* _Stated goal_
Look through the listing for the word "我们认为". Copy each line that has it.

[Extracted records]
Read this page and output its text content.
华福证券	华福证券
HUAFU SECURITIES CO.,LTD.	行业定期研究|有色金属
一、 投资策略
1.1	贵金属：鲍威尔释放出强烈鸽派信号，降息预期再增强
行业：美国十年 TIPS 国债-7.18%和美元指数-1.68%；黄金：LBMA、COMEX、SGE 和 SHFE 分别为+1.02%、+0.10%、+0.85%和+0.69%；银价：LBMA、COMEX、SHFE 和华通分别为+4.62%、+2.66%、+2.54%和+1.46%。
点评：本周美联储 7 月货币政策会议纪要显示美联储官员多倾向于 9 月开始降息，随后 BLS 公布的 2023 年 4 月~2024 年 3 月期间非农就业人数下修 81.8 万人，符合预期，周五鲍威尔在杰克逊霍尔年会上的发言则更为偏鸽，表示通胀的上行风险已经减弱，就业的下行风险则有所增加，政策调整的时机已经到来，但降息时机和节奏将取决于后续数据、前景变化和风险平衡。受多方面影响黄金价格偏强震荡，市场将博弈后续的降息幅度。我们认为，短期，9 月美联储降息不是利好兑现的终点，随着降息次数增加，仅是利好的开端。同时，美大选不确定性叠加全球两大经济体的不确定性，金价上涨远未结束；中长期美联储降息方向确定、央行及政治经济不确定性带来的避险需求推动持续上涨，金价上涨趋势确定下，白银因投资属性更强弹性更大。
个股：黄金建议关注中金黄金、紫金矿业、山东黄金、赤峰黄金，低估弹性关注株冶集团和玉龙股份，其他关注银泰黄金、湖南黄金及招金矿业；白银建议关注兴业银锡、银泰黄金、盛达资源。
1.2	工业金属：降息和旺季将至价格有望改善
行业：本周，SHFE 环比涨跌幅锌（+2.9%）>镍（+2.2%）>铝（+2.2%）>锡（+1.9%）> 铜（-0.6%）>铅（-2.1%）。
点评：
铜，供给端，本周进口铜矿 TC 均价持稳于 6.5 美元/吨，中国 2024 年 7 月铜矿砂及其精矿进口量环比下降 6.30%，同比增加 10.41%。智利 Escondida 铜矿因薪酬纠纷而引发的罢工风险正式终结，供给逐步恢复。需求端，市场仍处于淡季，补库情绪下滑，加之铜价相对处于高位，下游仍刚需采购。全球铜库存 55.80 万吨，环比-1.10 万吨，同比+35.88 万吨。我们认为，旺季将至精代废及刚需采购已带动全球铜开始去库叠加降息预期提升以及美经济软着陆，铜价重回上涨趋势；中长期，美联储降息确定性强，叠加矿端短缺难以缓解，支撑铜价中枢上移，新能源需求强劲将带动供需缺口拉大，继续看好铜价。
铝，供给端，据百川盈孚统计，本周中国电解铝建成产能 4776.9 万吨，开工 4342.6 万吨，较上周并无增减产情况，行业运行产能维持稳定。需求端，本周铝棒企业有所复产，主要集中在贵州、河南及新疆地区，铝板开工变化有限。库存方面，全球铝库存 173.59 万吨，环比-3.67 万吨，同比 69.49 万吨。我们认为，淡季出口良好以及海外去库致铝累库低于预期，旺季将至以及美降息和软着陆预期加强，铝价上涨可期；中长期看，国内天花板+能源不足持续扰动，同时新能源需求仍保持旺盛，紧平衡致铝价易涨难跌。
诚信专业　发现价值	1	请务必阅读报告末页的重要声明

* _Reply_
点评：本周美联储 7 月货币政策会议纪要显示美联储官员多倾向于 9 月开始降息，随后 BLS 公布的 2023 年 4 月~2024 年 3 月期间非农就业人数下修 81.8 万人，符合预期，周五鲍威尔在杰克逊霍尔年会上的发言则更为偏鸽，表示通胀的上行风险已经减弱，就业的下行风险则有所增加，政策调整的时机已经到来，但降息时机和节奏将取决于后续数据、前景变化和风险平衡。受多方面影响黄金价格偏强震荡，市场将博弈后续的降息幅度。我们认为，短期，9 月美联储降息不是利好兑现的终点，随着降息次数增加，仅是利好的开端。同时，美大选不确定性叠加全球两大经济体的不确定性，金价上涨远未结束；中长期美联储降息方向确定、央行及政治经济不确定性带来的避险需求推动持续上涨，金价上涨趋势确定下，白银因投资属性更强弹性更大。
铜，供给端，本周进口铜矿 TC 均价持稳于 6.5 美元/吨，中国 2024 年 7 月铜矿砂及其精矿进口量环比下降 6.30%，同比增加 10.41%。智利 Escondida 铜矿因薪酬纠纷而引发的罢工风险正式终结，供给逐步恢复。需求端，市场仍处于淡季，补库情绪下滑，加之铜价相对处于高位，下游仍刚需采购。全球铜库存 55.80 万吨，环比-1.10 万吨，同比+35.88 万吨。我们认为，旺季将至精代废及刚需采购已带动全球铜开始去库叠加降息预期提升以及美经济软着陆，铜价重回上涨趋势；中长期，美联储降息确定性强，叠加矿端短缺难以缓解，支撑铜价中枢上移，新能源需求强劲将带动供需缺口拉大，继续看好铜价。
铝，供给端，据百川盈孚统计，本周中国电解铝建成产能 4776.9 万吨，开工 4342.6 万吨，较上周并无增减产情况，行业运行产能维持稳定。需求端，本周铝棒企业有所复产，主要集中在贵州、河南及新疆地区，铝板开工变化有限。库存方面，全球铝库存 173.59 万吨，环比-3.67 万吨，同比 69.49 万吨。我们认为，淡季出口良好以及海外去库致铝累库低于预期，旺季将至以及美降息和软着陆预期加强，铝价上涨可期；中长期看，国内天花板+能源不足持续扰动，同时新能源需求仍保持旺盛，紧平衡致铝价易涨难跌。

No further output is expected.